• MATERIAL PROVIDED:
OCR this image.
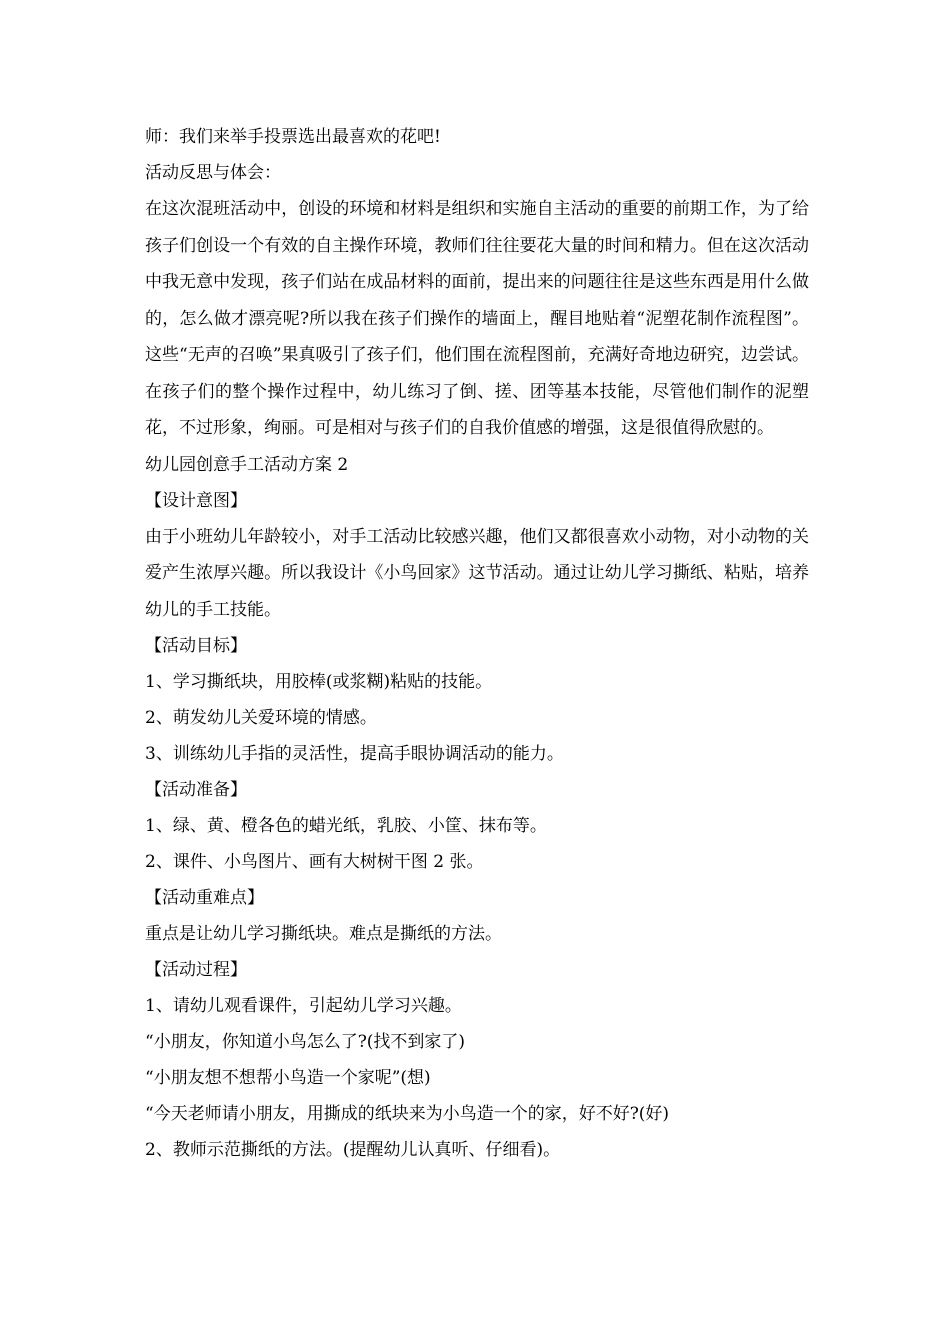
师：我们来举手投票选出最喜欢的花吧!

活动反思与体会：

在这次混班活动中，创设的环境和材料是组织和实施自主活动的重要的前期工作，为了给孩子们创设一个有效的自主操作环境，教师们往往要花大量的时间和精力。但在这次活动中我无意中发现，孩子们站在成品材料的面前，提出来的问题往往是这些东西是用什么做的，怎么做才漂亮呢?所以我在孩子们操作的墙面上，醒目地贴着“泥塑花制作流程图”。这些“无声的召唤”果真吸引了孩子们，他们围在流程图前，充满好奇地边研究，边尝试。在孩子们的整个操作过程中，幼儿练习了倒、搓、团等基本技能，尽管他们制作的泥塑花，不过形象，绚丽。可是相对与孩子们的自我价值感的增强，这是很值得欣慰的。

幼儿园创意手工活动方案 2

【设计意图】

由于小班幼儿年龄较小，对手工活动比较感兴趣，他们又都很喜欢小动物，对小动物的关爱产生浓厚兴趣。所以我设计《小鸟回家》这节活动。通过让幼儿学习撕纸、粘贴，培养幼儿的手工技能。

【活动目标】

1、学习撕纸块，用胶棒(或浆糊)粘贴的技能。

2、萌发幼儿关爱环境的情感。

3、训练幼儿手指的灵活性，提高手眼协调活动的能力。

【活动准备】

1、绿、黄、橙各色的蜡光纸，乳胶、小筐、抹布等。

2、课件、小鸟图片、画有大树树干图 2 张。

【活动重难点】

重点是让幼儿学习撕纸块。难点是撕纸的方法。

【活动过程】

1、请幼儿观看课件，引起幼儿学习兴趣。

“小朋友，你知道小鸟怎么了?(找不到家了)

“小朋友想不想帮小鸟造一个家呢”(想)

“今天老师请小朋友，用撕成的纸块来为小鸟造一个的家，好不好?(好)

2、教师示范撕纸的方法。(提醒幼儿认真听、仔细看)。
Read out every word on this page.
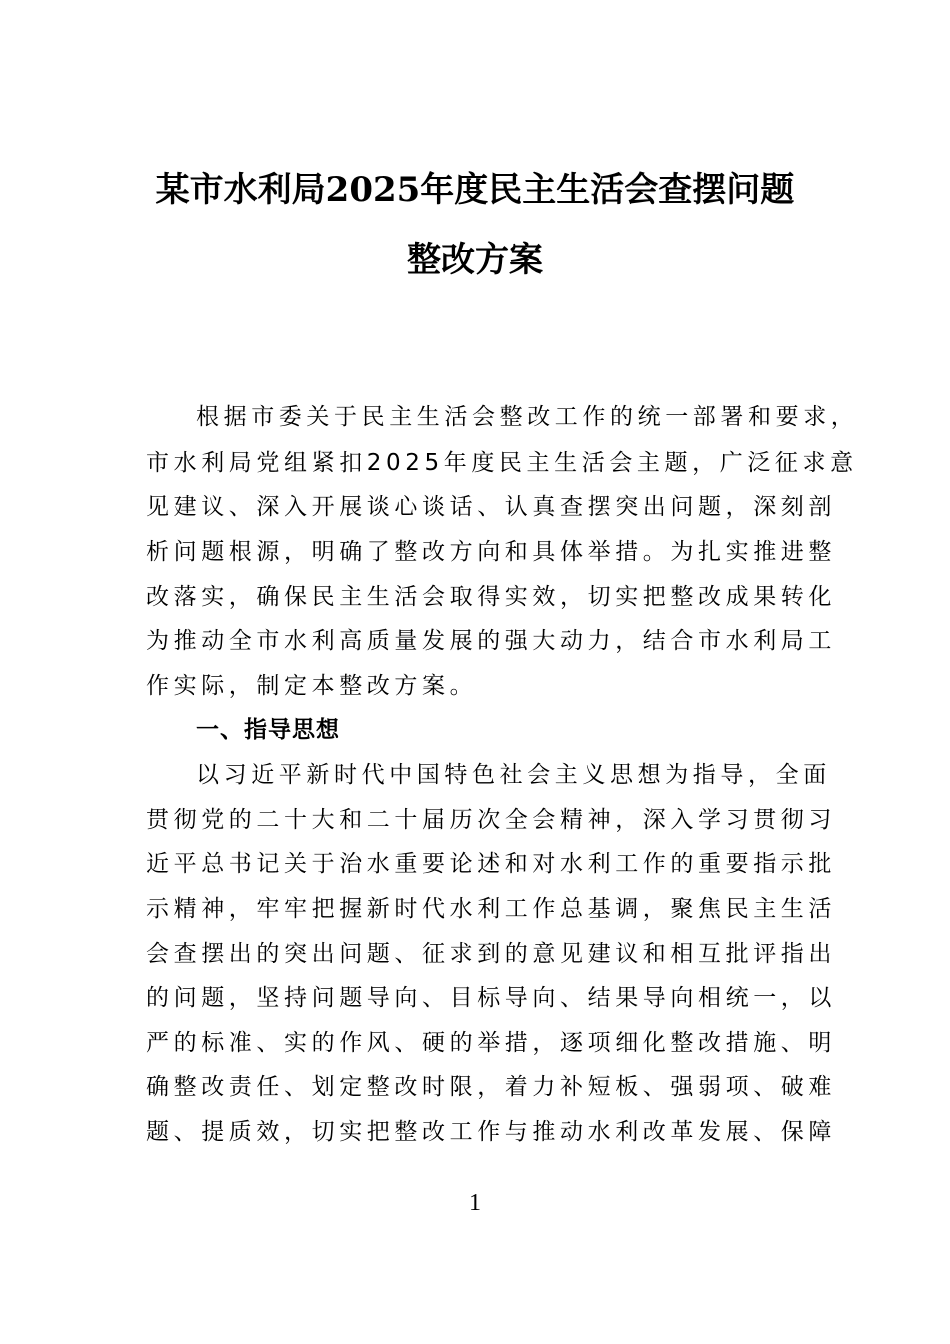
某市水利局2025年度民主生活会查摆问题
整改方案
根据市委关于民主生活会整改工作的统一部署和要求，
市水利局党组紧扣2025年度民主生活会主题，广泛征求意
见建议、深入开展谈心谈话、认真查摆突出问题，深刻剖
析问题根源，明确了整改方向和具体举措。为扎实推进整
改落实，确保民主生活会取得实效，切实把整改成果转化
为推动全市水利高质量发展的强大动力，结合市水利局工
作实际，制定本整改方案。
一、指导思想
以习近平新时代中国特色社会主义思想为指导，全面
贯彻党的二十大和二十届历次全会精神，深入学习贯彻习
近平总书记关于治水重要论述和对水利工作的重要指示批
示精神，牢牢把握新时代水利工作总基调，聚焦民主生活
会查摆出的突出问题、征求到的意见建议和相互批评指出
的问题，坚持问题导向、目标导向、结果导向相统一，以
严的标准、实的作风、硬的举措，逐项细化整改措施、明
确整改责任、划定整改时限，着力补短板、强弱项、破难
题、提质效，切实把整改工作与推动水利改革发展、保障
1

• YOUR OBJECTIVE: Reproduce exactly and only the lines from the line that contains "Read out every word on this page." to the end of the data above, both ends included. No pictures go in the copy.

• FINISHED TASK:
Read out every word on this page.
某市水利局2025年度民主生活会查摆问题
整改方案
根据市委关于民主生活会整改工作的统一部署和要求，
市水利局党组紧扣2025年度民主生活会主题，广泛征求意
见建议、深入开展谈心谈话、认真查摆突出问题，深刻剖
析问题根源，明确了整改方向和具体举措。为扎实推进整
改落实，确保民主生活会取得实效，切实把整改成果转化
为推动全市水利高质量发展的强大动力，结合市水利局工
作实际，制定本整改方案。
一、指导思想
以习近平新时代中国特色社会主义思想为指导，全面
贯彻党的二十大和二十届历次全会精神，深入学习贯彻习
近平总书记关于治水重要论述和对水利工作的重要指示批
示精神，牢牢把握新时代水利工作总基调，聚焦民主生活
会查摆出的突出问题、征求到的意见建议和相互批评指出
的问题，坚持问题导向、目标导向、结果导向相统一，以
严的标准、实的作风、硬的举措，逐项细化整改措施、明
确整改责任、划定整改时限，着力补短板、强弱项、破难
题、提质效，切实把整改工作与推动水利改革发展、保障
1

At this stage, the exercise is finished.